> _Saved entries_

# # # # # # #

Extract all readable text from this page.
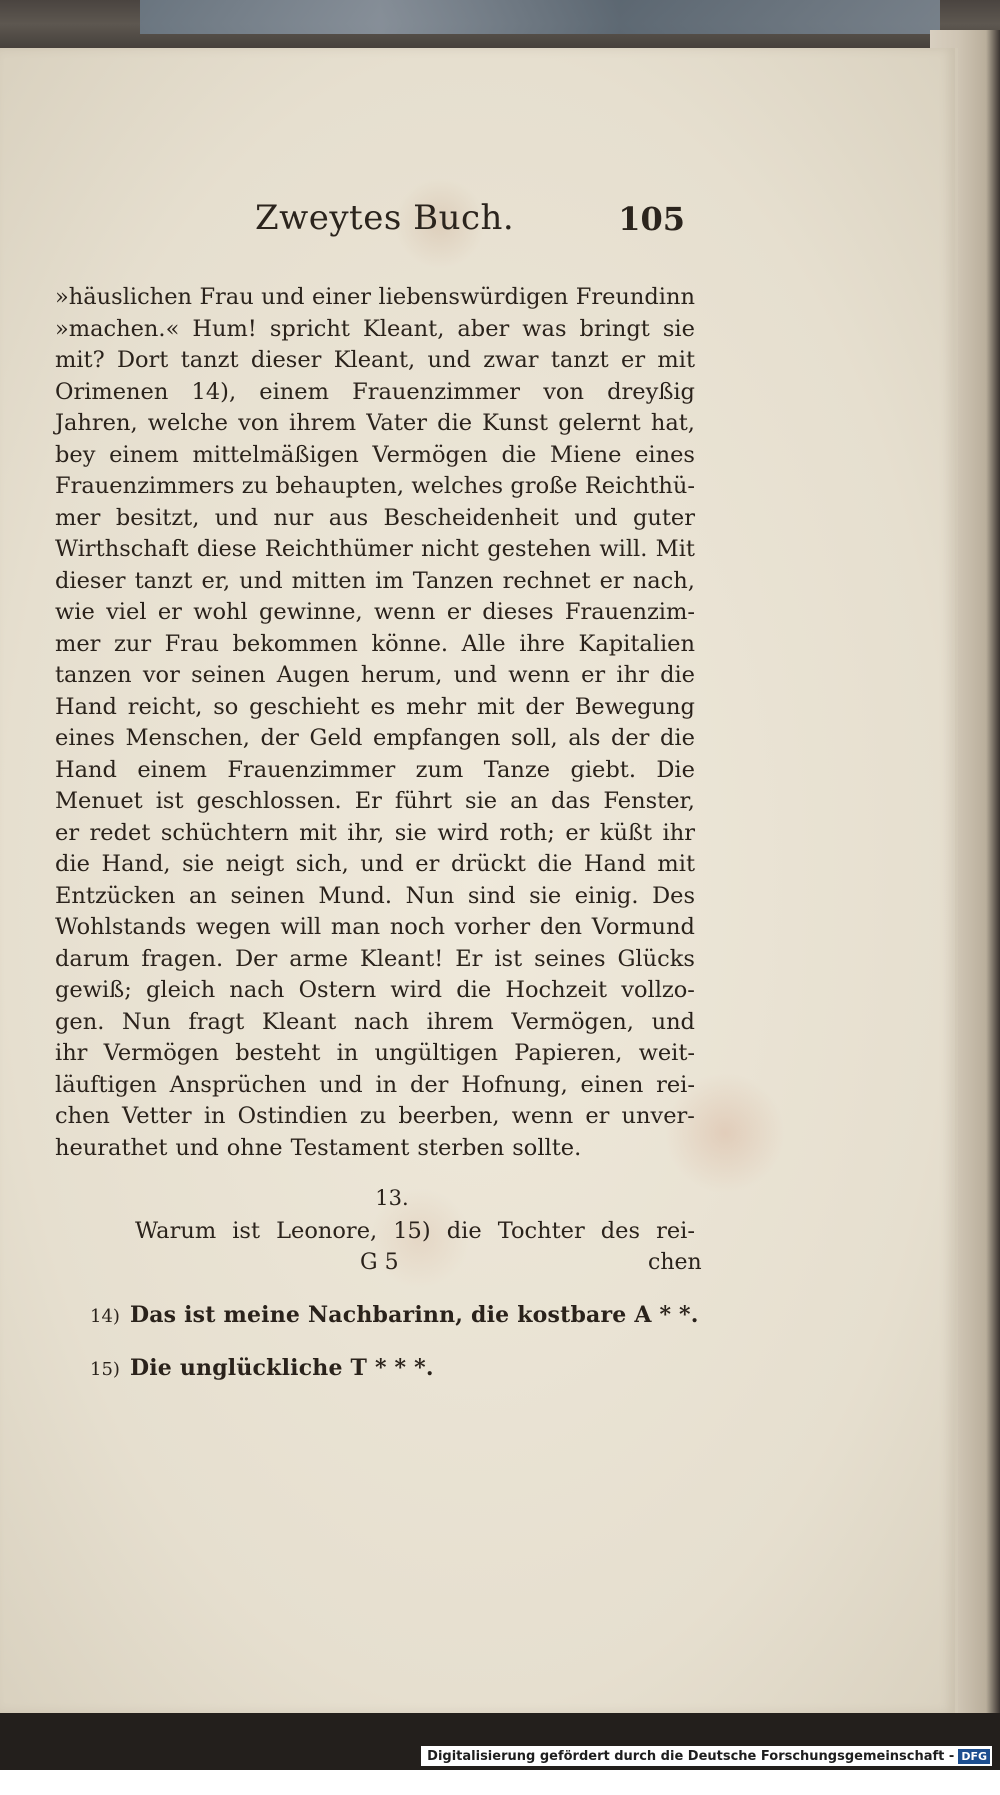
Zweytes Buch.	105
»häuslichen Frau und einer liebenswürdigen Freundinn
»machen.« Hum! spricht Kleant, aber was bringt sie
mit? Dort tanzt dieser Kleant, und zwar tanzt er mit
Orimenen 14), einem Frauenzimmer von dreyßig
Jahren, welche von ihrem Vater die Kunst gelernt hat,
bey einem mittelmäßigen Vermögen die Miene eines
Frauenzimmers zu behaupten, welches große Reichthü-
mer besitzt, und nur aus Bescheidenheit und guter
Wirthschaft diese Reichthümer nicht gestehen will. Mit
dieser tanzt er, und mitten im Tanzen rechnet er nach,
wie viel er wohl gewinne, wenn er dieses Frauenzim-
mer zur Frau bekommen könne. Alle ihre Kapitalien
tanzen vor seinen Augen herum, und wenn er ihr die
Hand reicht, so geschieht es mehr mit der Bewegung
eines Menschen, der Geld empfangen soll, als der die
Hand einem Frauenzimmer zum Tanze giebt. Die
Menuet ist geschlossen. Er führt sie an das Fenster,
er redet schüchtern mit ihr, sie wird roth; er küßt ihr
die Hand, sie neigt sich, und er drückt die Hand mit
Entzücken an seinen Mund. Nun sind sie einig. Des
Wohlstands wegen will man noch vorher den Vormund
darum fragen. Der arme Kleant! Er ist seines Glücks
gewiß; gleich nach Ostern wird die Hochzeit vollzo-
gen. Nun fragt Kleant nach ihrem Vermögen, und
ihr Vermögen besteht in ungültigen Papieren, weit-
läuftigen Ansprüchen und in der Hofnung, einen rei-
chen Vetter in Ostindien zu beerben, wenn er unver-
heurathet und ohne Testament sterben sollte.
13.
Warum ist Leonore, 15) die Tochter des rei-
G 5	chen
14) Das ist meine Nachbarinn, die kostbare A * *.
15) Die unglückliche T * * *.
Digitalisierung gefördert durch die Deutsche Forschungsgemeinschaft - DFG
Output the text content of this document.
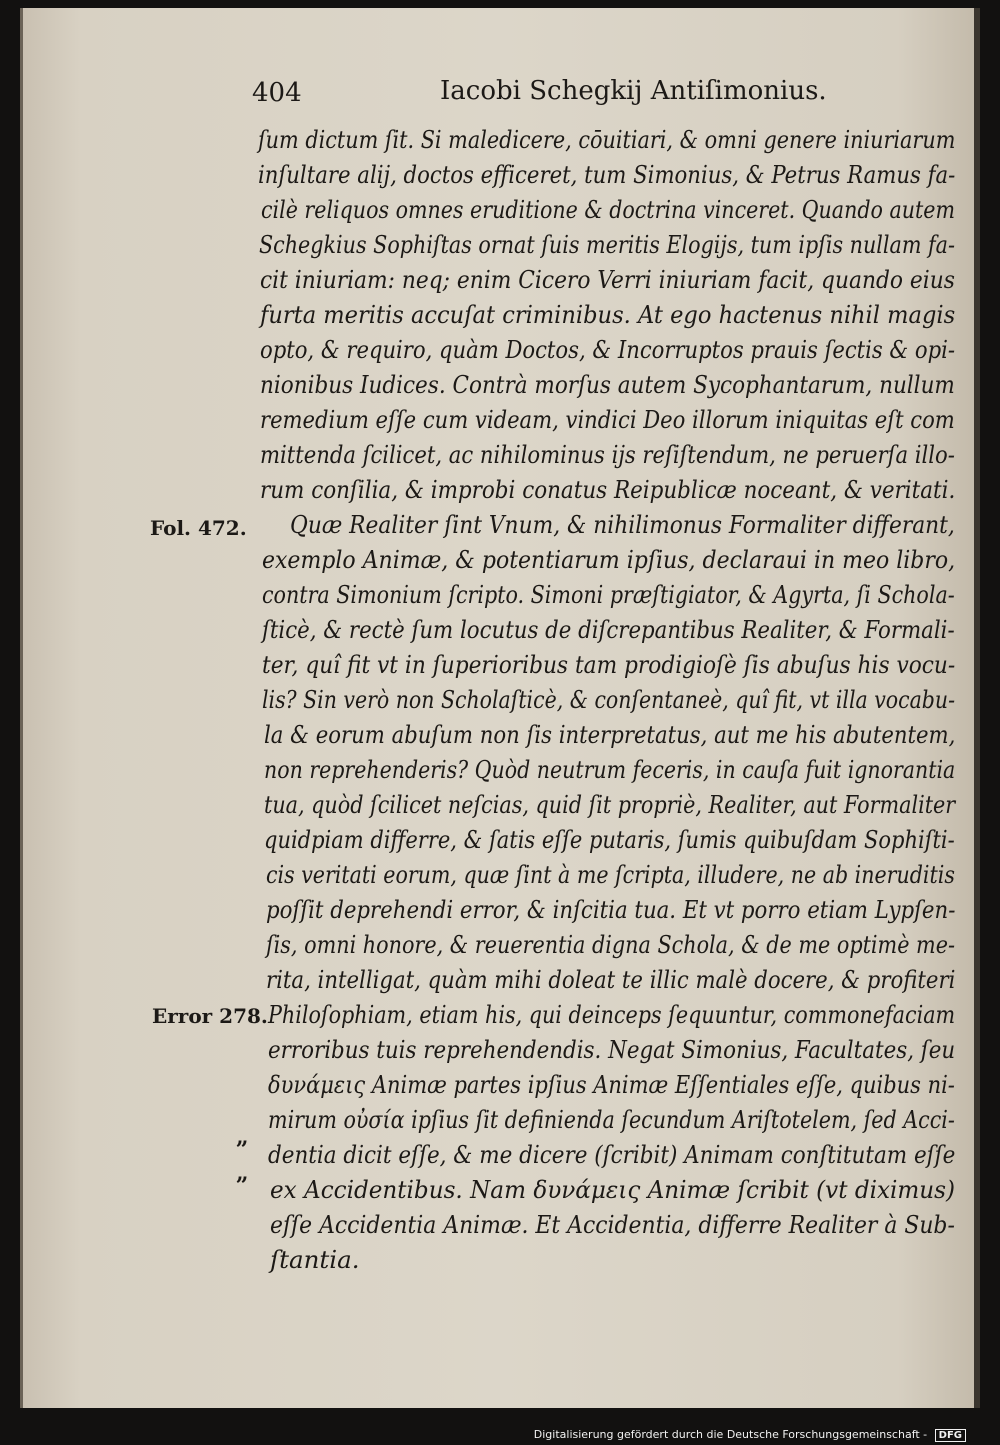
404	Iacobi Schegkij Antiſimonius.
Fol. 472.
Error 278.
„
„
ſum dictum ſit. Si maledicere, cōuitiari, & omni genere iniuriarum
inſultare alij, doctos efficeret, tum Simonius, & Petrus Ramus fa-
cilè reliquos omnes eruditione & doctrina vinceret. Quando autem
Schegkius Sophiſtas ornat ſuis meritis Elogijs, tum ipſis nullam fa-
cit iniuriam: neq; enim Cicero Verri iniuriam facit, quando eius
furta meritis accuſat criminibus. At ego hactenus nihil magis
opto, & requiro, quàm Doctos, & Incorruptos prauis ſectis & opi-
nionibus Iudices. Contrà morſus autem Sycophantarum, nullum
remedium eſſe cum videam, vindici Deo illorum iniquitas eſt com
mittenda ſcilicet, ac nihilominus ijs reſiſtendum, ne peruerſa illo-
rum conſilia, & improbi conatus Reipublicæ noceant, & veritati.
Quæ Realiter ſint Vnum, & nihilimonus Formaliter differant,
exemplo Animæ, & potentiarum ipſius, declaraui in meo libro,
contra Simonium ſcripto. Simoni præſtigiator, & Agyrta, ſi Schola-
ſticè, & rectè ſum locutus de diſcrepantibus Realiter, & Formali-
ter, quî fit vt in ſuperioribus tam prodigioſè ſis abuſus his vocu-
lis? Sin verò non Scholaſticè, & conſentaneè, quî fit, vt illa vocabu-
la & eorum abuſum non ſis interpretatus, aut me his abutentem,
non reprehenderis? Quòd neutrum feceris, in cauſa fuit ignorantia
tua, quòd ſcilicet neſcias, quid ſit propriè, Realiter, aut Formaliter
quidpiam differre, & ſatis eſſe putaris, ſumis quibuſdam Sophiſti-
cis veritati eorum, quæ ſint à me ſcripta, illudere, ne ab ineruditis
poſſit deprehendi error, & inſcitia tua. Et vt porro etiam Lypſen-
ſis, omni honore, & reuerentia digna Schola, & de me optimè me-
rita, intelligat, quàm mihi doleat te illic malè docere, & profiteri
Philoſophiam, etiam his, qui deinceps ſequuntur, commonefaciam
erroribus tuis reprehendendis. Negat Simonius, Facultates, ſeu
δυνάμεις Animæ partes ipſius Animæ Eſſentiales eſſe, quibus ni-
mirum οὐσία ipſius ſit definienda ſecundum Ariſtotelem, ſed Acci-
dentia dicit eſſe, & me dicere (ſcribit) Animam conſtitutam eſſe
ex Accidentibus. Nam δυνάμεις Animæ ſcribit (vt diximus)
eſſe Accidentia Animæ. Et Accidentia, differre Realiter à Sub-
ſtantia.
Digitalisierung gefördert durch die Deutsche Forschungsgemeinschaft - DFG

# # # # # # #

> _What the task asks_
Pick out the lines above that hold the string "tanzt" and show them.

> _Written answer_
mit? Dort tanzt dieser Kleant, und zwar tanzt er mit
dieser tanzt er, und mitten im Tanzen rechnet er nach,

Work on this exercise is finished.